* BEGIN TEXT SEGMENT *

The Dirigiste Mind

Famous dirigistes from the past.

Particularly notable dirigistes from the past. From top-left clockwise: King Louis XIV of France, Karl Marx, Adolf Hitler, Benito Mussolini
Image Credits from top-left clockwise: Wikimedia Commons/Louvre Museum, Wikimedia Commons/John Jabez Edwin Mayall,
Wikimedia Commons/German Federal Archives, Wikimedia Commons/Time.com
Recent thoughts I have had concerning Vladimir Putin, Karl Marx, Adolf Hitler, and Benito Mussolini have led me to wonder about the following question: What causes any human being to adopt the dirigiste mind-set? There seem to be an awful lot of people in the world who believe economies would work one heck of a lot better if they were only more centrally directed by their government. These include progressives in the United States, Western European-style socialists in the European Union, the fascists of the Russian Federation, the communist mandarins of China, and most Japanese involved with the Japanese government. For that matter, I get the impression dirigisme claims most of humanity as believers. But what can possibly convert them all to that religion?

* END TEXT SEGMENT *
* BEGIN DATA SHOWN *

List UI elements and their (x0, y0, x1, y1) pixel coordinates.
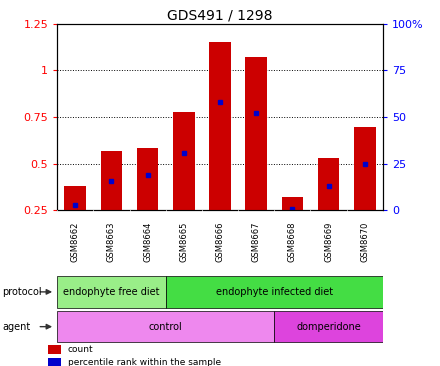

* END DATA SHOWN *

TASK GOAL – Copy out the piece on the dirigiste mind-set in full, from its title through its closing question, without changing a word.

RESULT FOR THIS TASK –
The Dirigiste Mind

Famous dirigistes from the past.

Particularly notable dirigistes from the past. From top-left clockwise: King Louis XIV of France, Karl Marx, Adolf Hitler, Benito Mussolini
Image Credits from top-left clockwise: Wikimedia Commons/Louvre Museum, Wikimedia Commons/John Jabez Edwin Mayall,
Wikimedia Commons/German Federal Archives, Wikimedia Commons/Time.com
Recent thoughts I have had concerning Vladimir Putin, Karl Marx, Adolf Hitler, and Benito Mussolini have led me to wonder about the following question: What causes any human being to adopt the dirigiste mind-set? There seem to be an awful lot of people in the world who believe economies would work one heck of a lot better if they were only more centrally directed by their government. These include progressives in the United States, Western European-style socialists in the European Union, the fascists of the Russian Federation, the communist mandarins of China, and most Japanese involved with the Japanese government. For that matter, I get the impression dirigisme claims most of humanity as believers. But what can possibly convert them all to that religion?